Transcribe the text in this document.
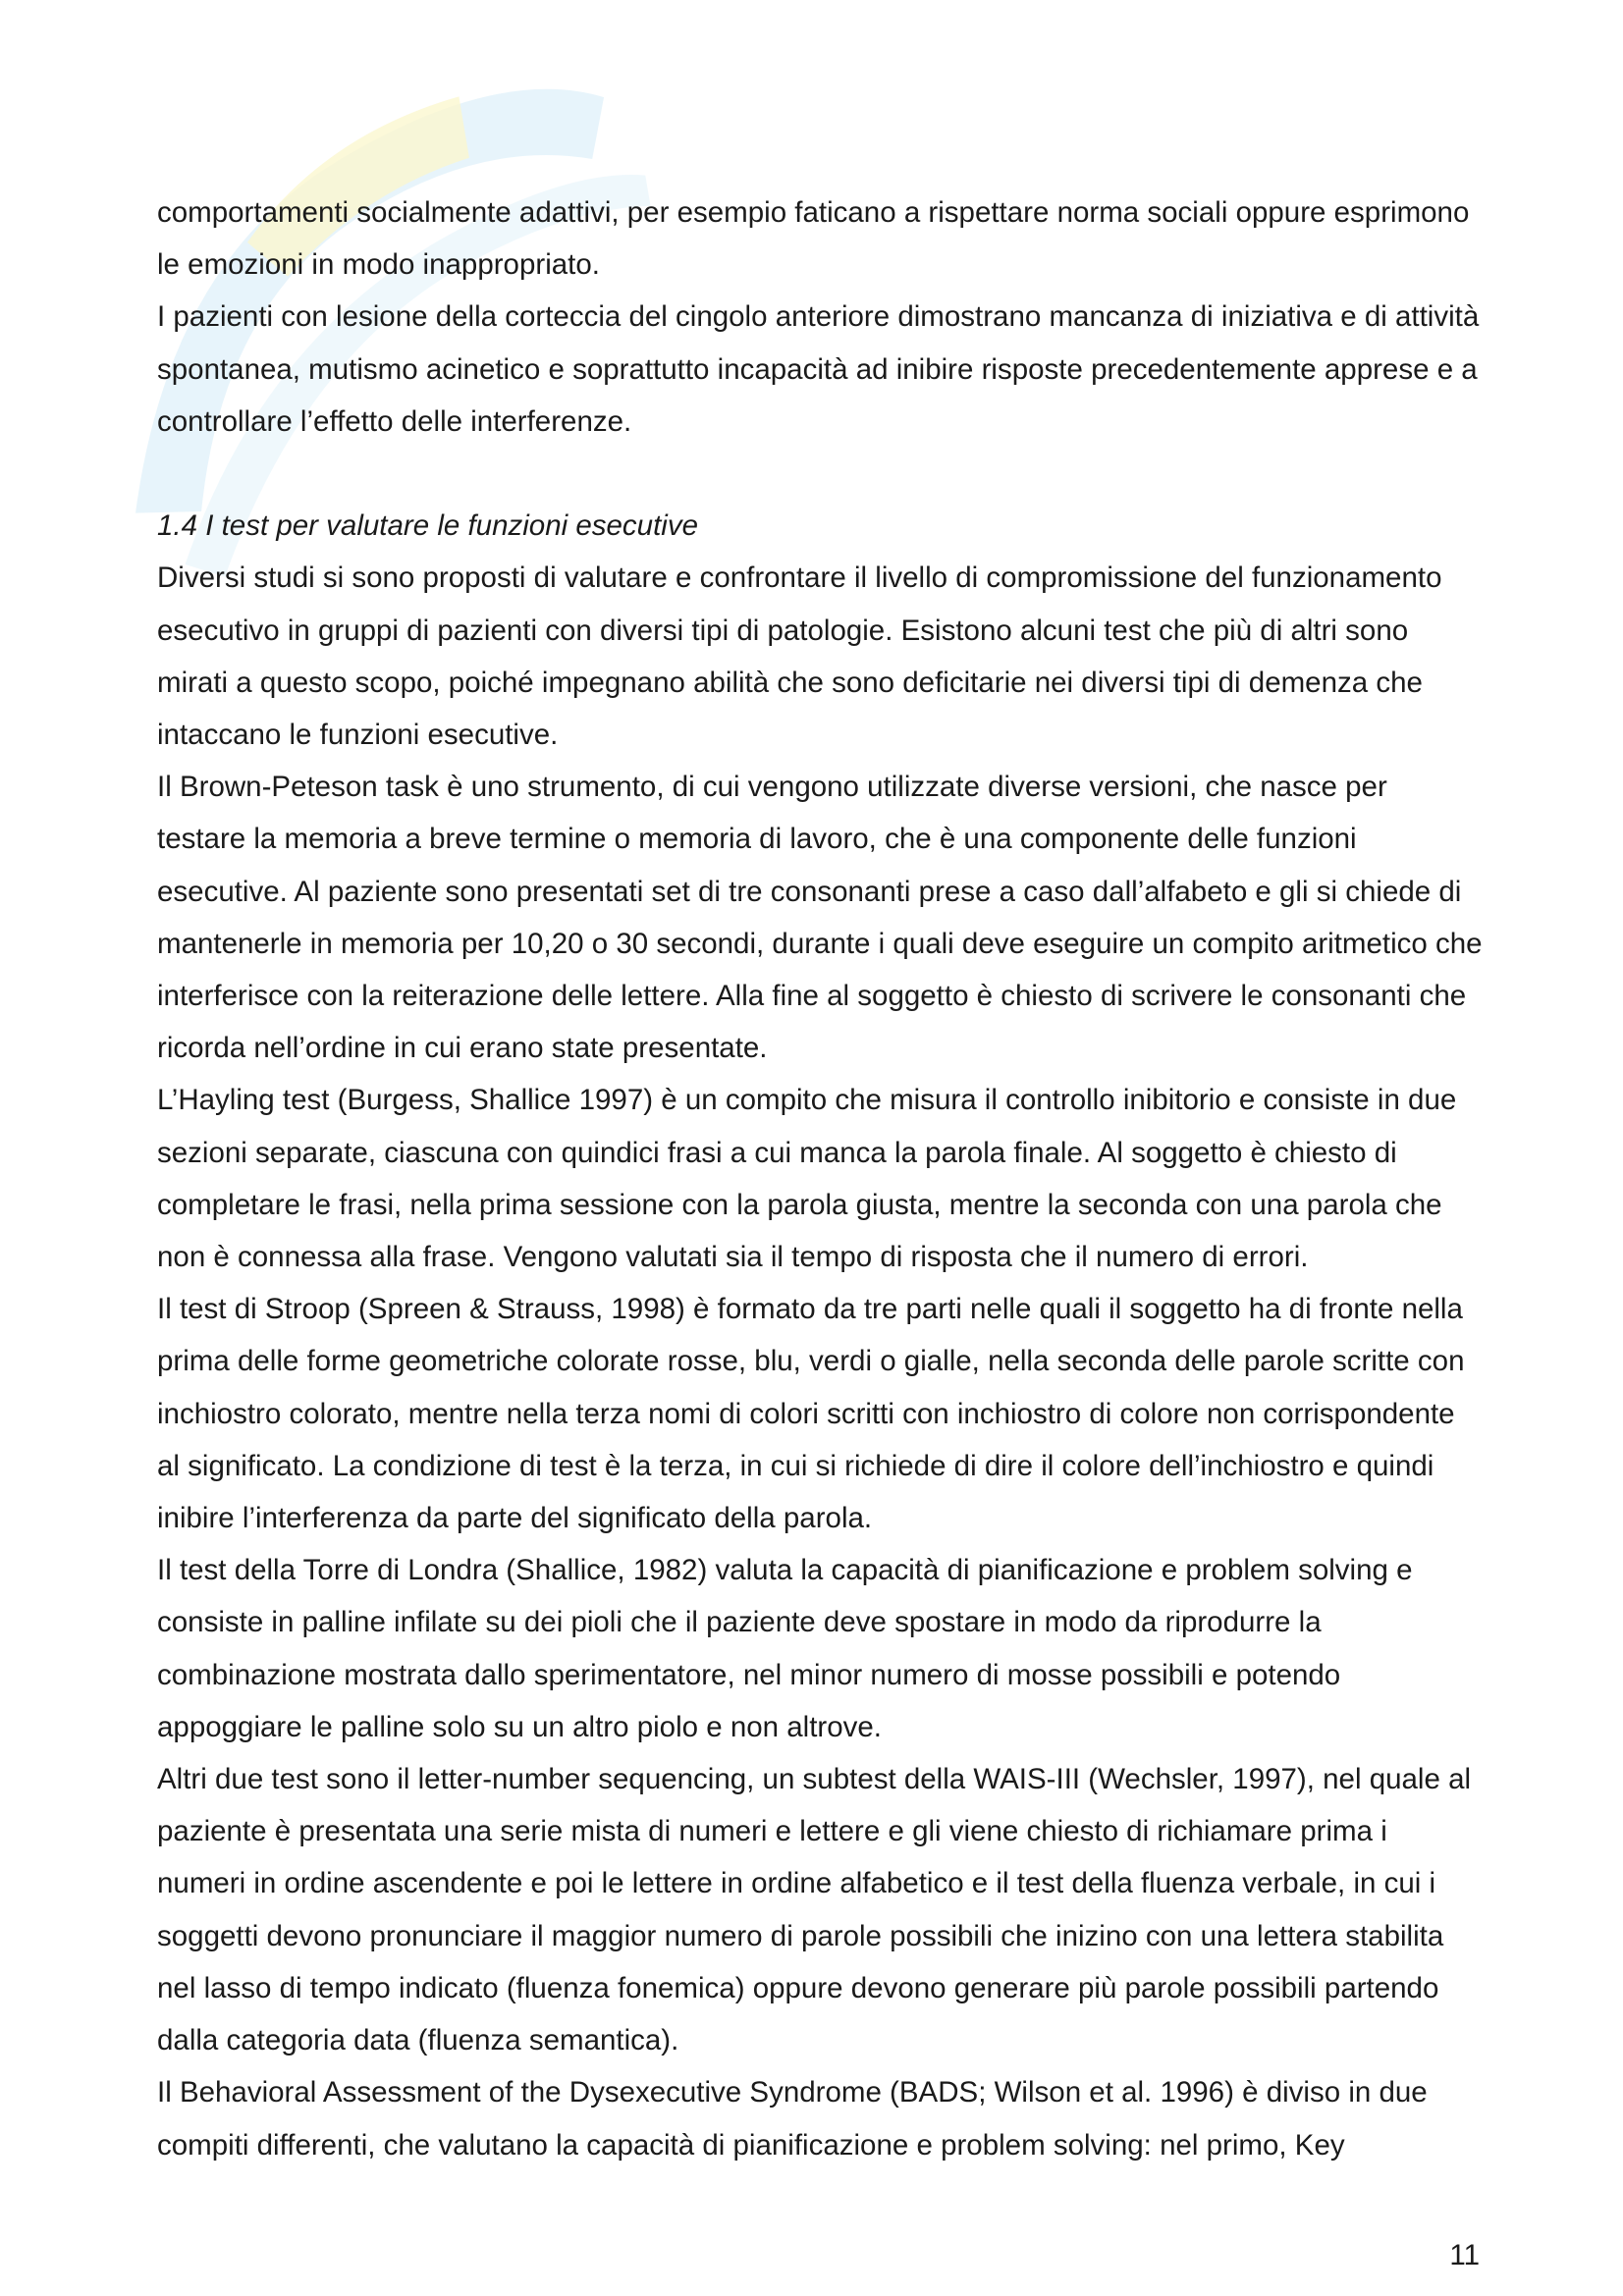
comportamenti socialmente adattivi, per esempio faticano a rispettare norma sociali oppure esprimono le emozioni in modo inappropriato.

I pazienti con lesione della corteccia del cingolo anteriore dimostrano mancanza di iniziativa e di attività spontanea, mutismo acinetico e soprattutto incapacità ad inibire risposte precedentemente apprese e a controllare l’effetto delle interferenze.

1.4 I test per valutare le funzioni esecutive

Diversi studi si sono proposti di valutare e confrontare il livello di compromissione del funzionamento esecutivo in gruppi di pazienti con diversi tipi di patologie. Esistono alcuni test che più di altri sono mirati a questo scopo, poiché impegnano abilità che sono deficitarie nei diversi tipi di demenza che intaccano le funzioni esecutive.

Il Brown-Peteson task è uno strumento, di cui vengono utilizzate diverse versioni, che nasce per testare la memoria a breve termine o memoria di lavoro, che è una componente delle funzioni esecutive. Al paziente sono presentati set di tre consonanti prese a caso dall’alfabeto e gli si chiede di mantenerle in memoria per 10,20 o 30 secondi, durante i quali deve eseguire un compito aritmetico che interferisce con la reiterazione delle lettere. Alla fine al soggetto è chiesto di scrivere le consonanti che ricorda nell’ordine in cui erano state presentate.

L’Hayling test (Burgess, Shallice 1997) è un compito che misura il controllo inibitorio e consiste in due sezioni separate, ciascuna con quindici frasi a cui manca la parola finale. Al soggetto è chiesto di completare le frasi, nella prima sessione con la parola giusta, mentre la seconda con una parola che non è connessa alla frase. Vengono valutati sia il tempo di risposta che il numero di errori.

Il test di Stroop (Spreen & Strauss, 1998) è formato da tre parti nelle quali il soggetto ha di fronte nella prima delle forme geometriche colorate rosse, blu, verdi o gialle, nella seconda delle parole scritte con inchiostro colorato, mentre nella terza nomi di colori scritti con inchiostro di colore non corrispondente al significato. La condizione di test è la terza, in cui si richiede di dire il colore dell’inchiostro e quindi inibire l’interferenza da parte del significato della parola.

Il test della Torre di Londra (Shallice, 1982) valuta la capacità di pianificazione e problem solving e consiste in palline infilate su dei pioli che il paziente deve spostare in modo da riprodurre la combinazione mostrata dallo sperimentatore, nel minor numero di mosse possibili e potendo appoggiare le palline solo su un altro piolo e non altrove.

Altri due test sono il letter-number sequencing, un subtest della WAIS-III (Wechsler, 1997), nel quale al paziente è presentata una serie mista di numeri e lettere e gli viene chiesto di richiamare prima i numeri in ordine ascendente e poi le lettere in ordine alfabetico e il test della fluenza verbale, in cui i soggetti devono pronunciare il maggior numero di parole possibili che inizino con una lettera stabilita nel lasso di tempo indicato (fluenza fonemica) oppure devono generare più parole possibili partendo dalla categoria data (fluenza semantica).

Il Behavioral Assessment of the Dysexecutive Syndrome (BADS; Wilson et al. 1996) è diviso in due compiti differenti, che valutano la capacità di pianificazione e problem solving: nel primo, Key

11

============================================================

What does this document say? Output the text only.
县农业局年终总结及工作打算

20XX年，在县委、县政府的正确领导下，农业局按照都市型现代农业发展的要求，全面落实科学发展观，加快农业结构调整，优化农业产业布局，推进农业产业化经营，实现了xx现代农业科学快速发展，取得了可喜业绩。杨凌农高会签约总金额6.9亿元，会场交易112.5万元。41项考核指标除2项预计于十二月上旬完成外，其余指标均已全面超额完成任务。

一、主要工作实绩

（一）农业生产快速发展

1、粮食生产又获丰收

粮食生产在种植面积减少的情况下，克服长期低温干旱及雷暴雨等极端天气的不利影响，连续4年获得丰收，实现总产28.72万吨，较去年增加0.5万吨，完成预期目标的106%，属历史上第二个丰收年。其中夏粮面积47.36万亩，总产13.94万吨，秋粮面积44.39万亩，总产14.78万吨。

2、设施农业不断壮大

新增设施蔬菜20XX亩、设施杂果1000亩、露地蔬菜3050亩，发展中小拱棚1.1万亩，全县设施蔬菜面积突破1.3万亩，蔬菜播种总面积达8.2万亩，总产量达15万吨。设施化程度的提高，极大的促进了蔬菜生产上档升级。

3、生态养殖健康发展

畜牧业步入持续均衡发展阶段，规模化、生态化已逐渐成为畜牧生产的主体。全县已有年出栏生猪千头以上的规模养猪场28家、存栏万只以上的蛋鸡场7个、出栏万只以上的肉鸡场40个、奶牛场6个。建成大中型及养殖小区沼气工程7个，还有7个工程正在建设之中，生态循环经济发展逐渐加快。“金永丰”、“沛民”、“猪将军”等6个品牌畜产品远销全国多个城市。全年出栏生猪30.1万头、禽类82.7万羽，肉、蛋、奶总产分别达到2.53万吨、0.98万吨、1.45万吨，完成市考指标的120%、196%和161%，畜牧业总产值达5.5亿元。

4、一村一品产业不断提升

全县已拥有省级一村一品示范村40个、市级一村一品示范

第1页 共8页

============================================================

### PROBLEM STATEMENT
Each line holding the word "text" counts once; report the total and nothing else.

### ANSWER
2